**Task requirements:** Copy the data below exactly.

**Dataset records:**

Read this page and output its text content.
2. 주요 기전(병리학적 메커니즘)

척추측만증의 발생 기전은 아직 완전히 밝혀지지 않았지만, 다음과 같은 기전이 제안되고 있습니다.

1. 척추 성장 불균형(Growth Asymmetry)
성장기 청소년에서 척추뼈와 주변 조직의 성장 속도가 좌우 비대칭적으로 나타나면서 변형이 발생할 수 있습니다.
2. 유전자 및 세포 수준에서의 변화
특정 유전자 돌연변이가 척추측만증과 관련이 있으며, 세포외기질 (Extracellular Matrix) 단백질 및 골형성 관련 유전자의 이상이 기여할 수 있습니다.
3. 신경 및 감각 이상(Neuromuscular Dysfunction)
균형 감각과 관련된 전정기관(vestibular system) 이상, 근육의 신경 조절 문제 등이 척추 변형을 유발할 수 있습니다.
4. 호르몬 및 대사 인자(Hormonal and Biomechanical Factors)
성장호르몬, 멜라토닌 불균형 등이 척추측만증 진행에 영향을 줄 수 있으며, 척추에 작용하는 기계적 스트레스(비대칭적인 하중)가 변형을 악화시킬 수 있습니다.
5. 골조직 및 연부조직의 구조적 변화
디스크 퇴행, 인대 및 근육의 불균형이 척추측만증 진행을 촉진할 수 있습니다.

**Written answer:**
Read this page and output its text content.
2. 주요 기전(병리학적 메커니즘)

척추측만증의 발생 기전은 아직 완전히 밝혀지지 않았지만, 다음과 같은 기전이 제안되고 있습니다.

1. 척추 성장 불균형(Growth Asymmetry)
성장기 청소년에서 척추뼈와 주변 조직의 성장 속도가 좌우 비대칭적으로 나타나면서 변형이 발생할 수 있습니다.
2. 유전자 및 세포 수준에서의 변화
특정 유전자 돌연변이가 척추측만증과 관련이 있으며, 세포외기질 (Extracellular Matrix) 단백질 및 골형성 관련 유전자의 이상이 기여할 수 있습니다.
3. 신경 및 감각 이상(Neuromuscular Dysfunction)
균형 감각과 관련된 전정기관(vestibular system) 이상, 근육의 신경 조절 문제 등이 척추 변형을 유발할 수 있습니다.
4. 호르몬 및 대사 인자(Hormonal and Biomechanical Factors)
성장호르몬, 멜라토닌 불균형 등이 척추측만증 진행에 영향을 줄 수 있으며, 척추에 작용하는 기계적 스트레스(비대칭적인 하중)가 변형을 악화시킬 수 있습니다.
5. 골조직 및 연부조직의 구조적 변화
디스크 퇴행, 인대 및 근육의 불균형이 척추측만증 진행을 촉진할 수 있습니다.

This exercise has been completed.